--- Start DATA ENTRIES ---
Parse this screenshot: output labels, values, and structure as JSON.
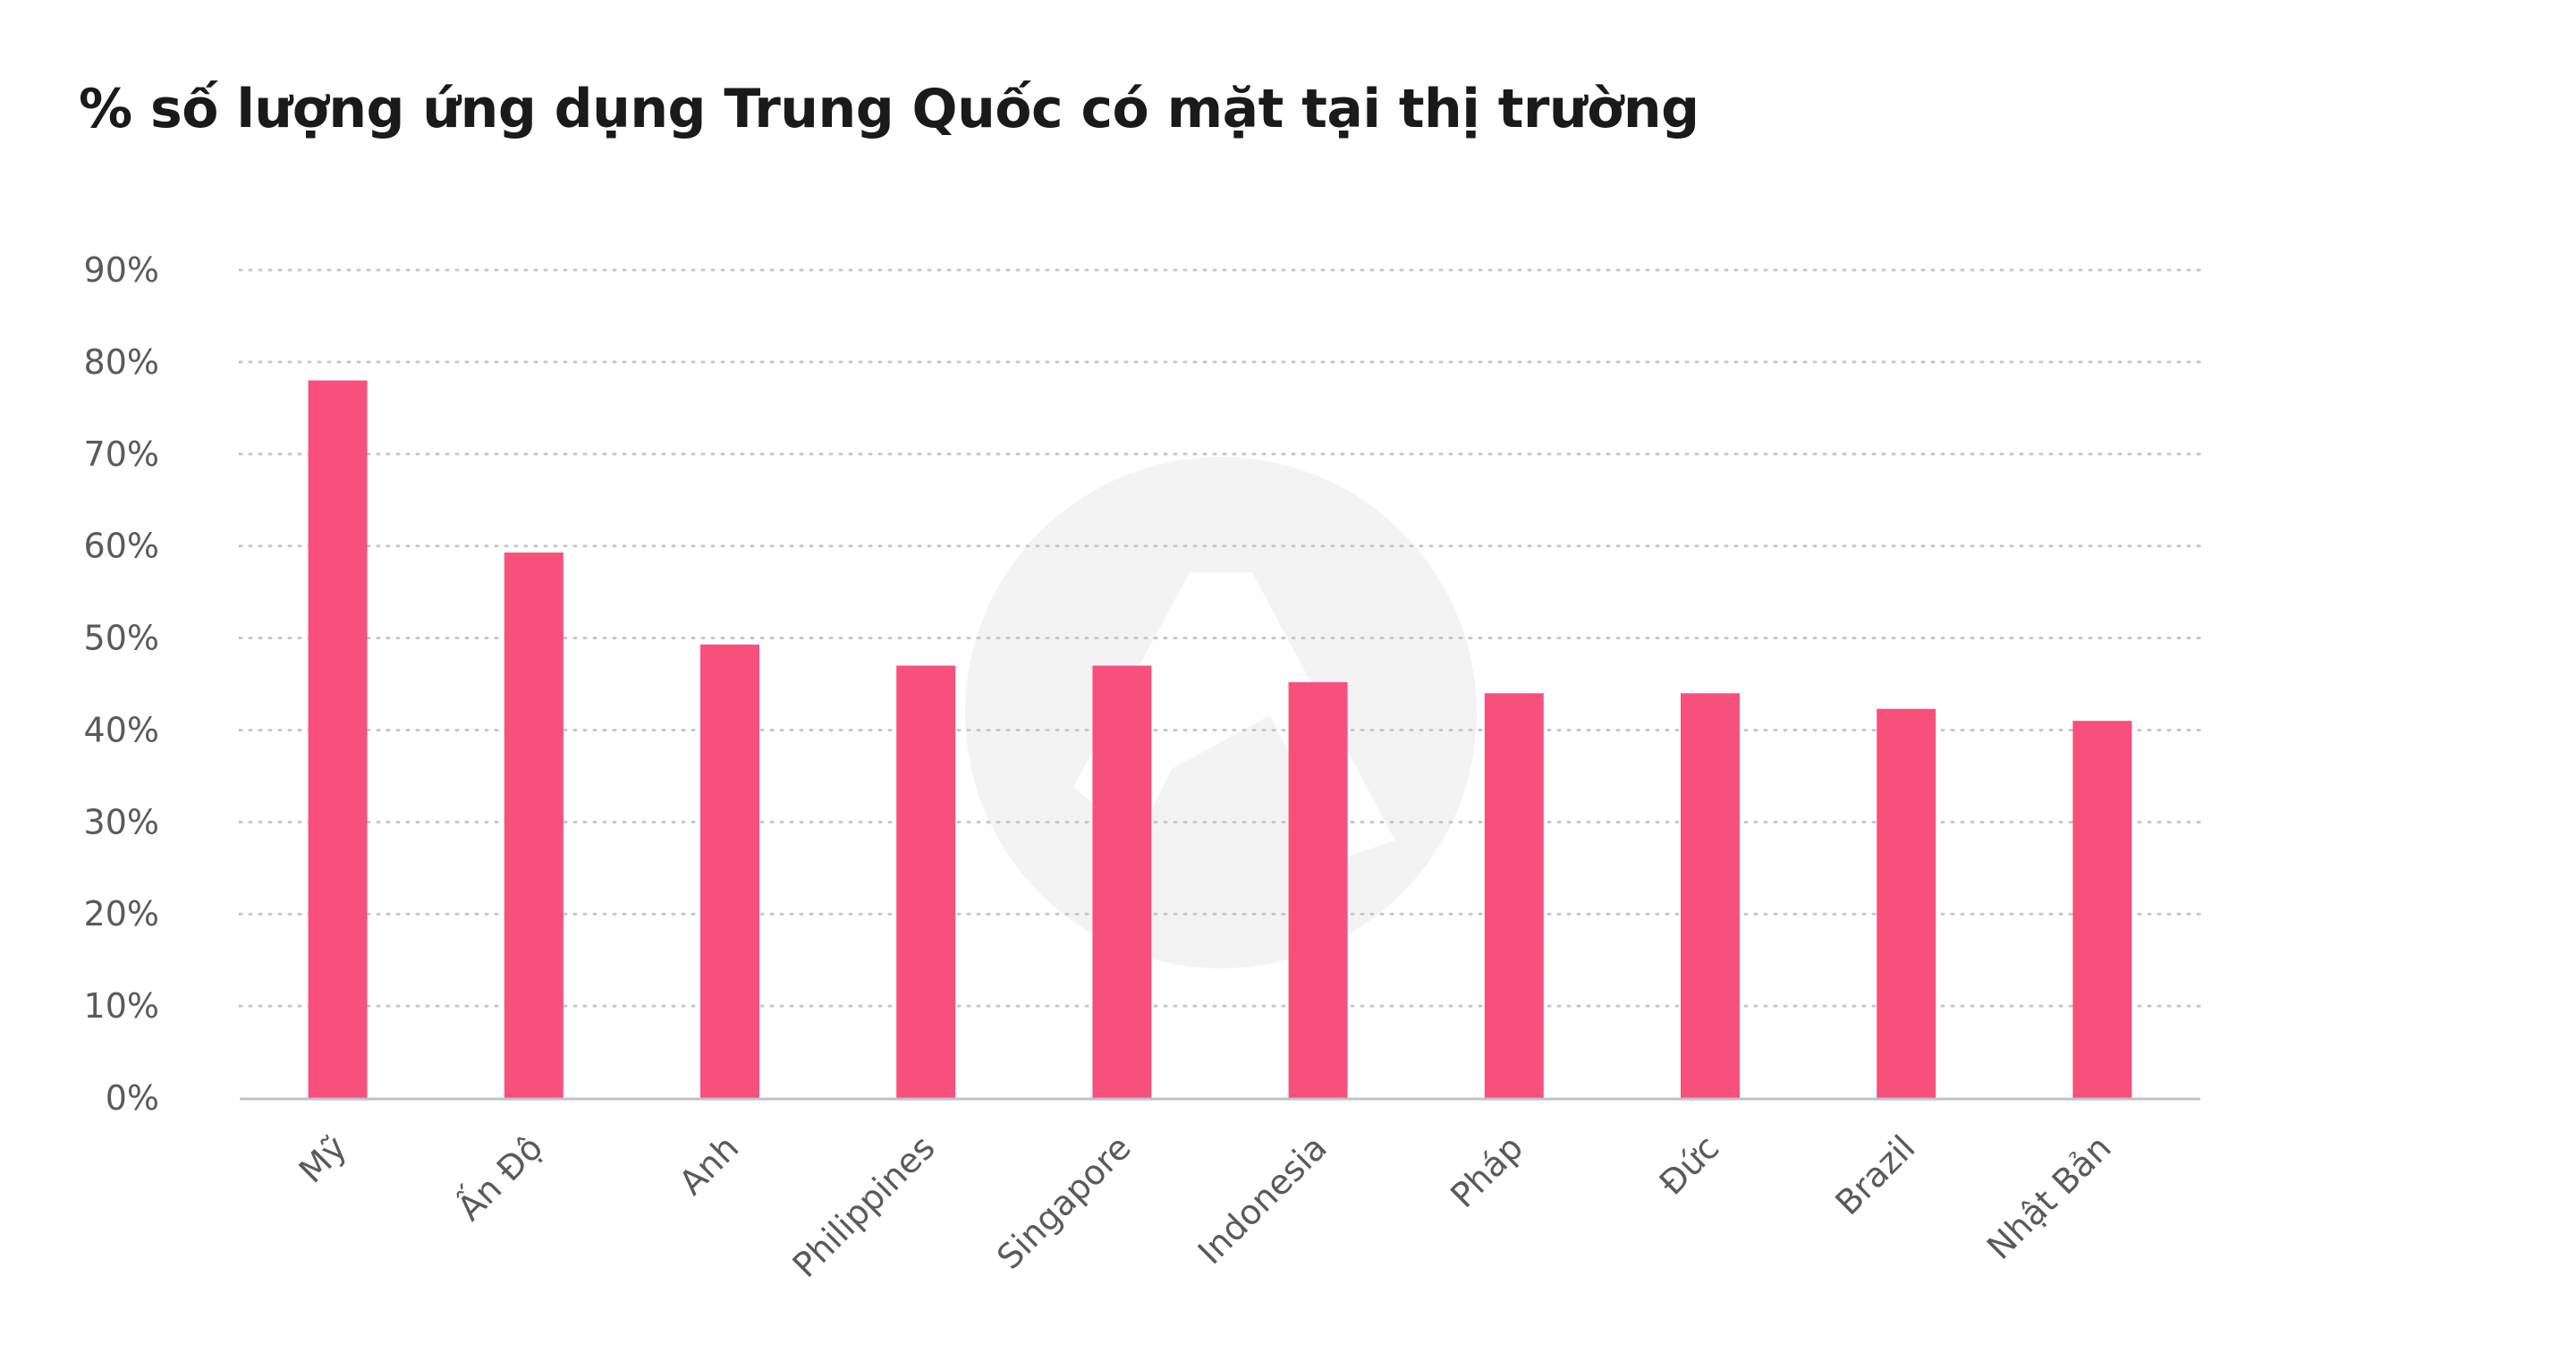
{
  "chart_data": {
    "type": "bar",
    "title": "% số lượng ứng dụng Trung Quốc có mặt tại thị trường",
    "xlabel": "",
    "ylabel": "",
    "categories": [
      "Mỹ",
      "Ấn Độ",
      "Anh",
      "Philippines",
      "Singapore",
      "Indonesia",
      "Pháp",
      "Đức",
      "Brazil",
      "Nhật Bản"
    ],
    "values": [
      78,
      59.3,
      49.3,
      47,
      47,
      45.2,
      44,
      44,
      42.3,
      41
    ],
    "ylim": [
      0,
      90
    ],
    "yticks": [
      0,
      10,
      20,
      30,
      40,
      50,
      60,
      70,
      80,
      90
    ],
    "ytick_labels": [
      "0%",
      "10%",
      "20%",
      "30%",
      "40%",
      "50%",
      "60%",
      "70%",
      "80%",
      "90%"
    ],
    "grid": true,
    "bar_color": "#f7507d",
    "grid_color": "#c8c8c8",
    "axis_color": "#c0c0cc",
    "watermark_color": "#f3f3f3"
  }
}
--- End DATA ENTRIES ---
EXERCISE INSTRUCTIONS:
Go through the records and gather the lines that hold "values".

ANSWER TO THE TASK:
Parse this screenshot: output labels, values, and structure as JSON.
    "values": [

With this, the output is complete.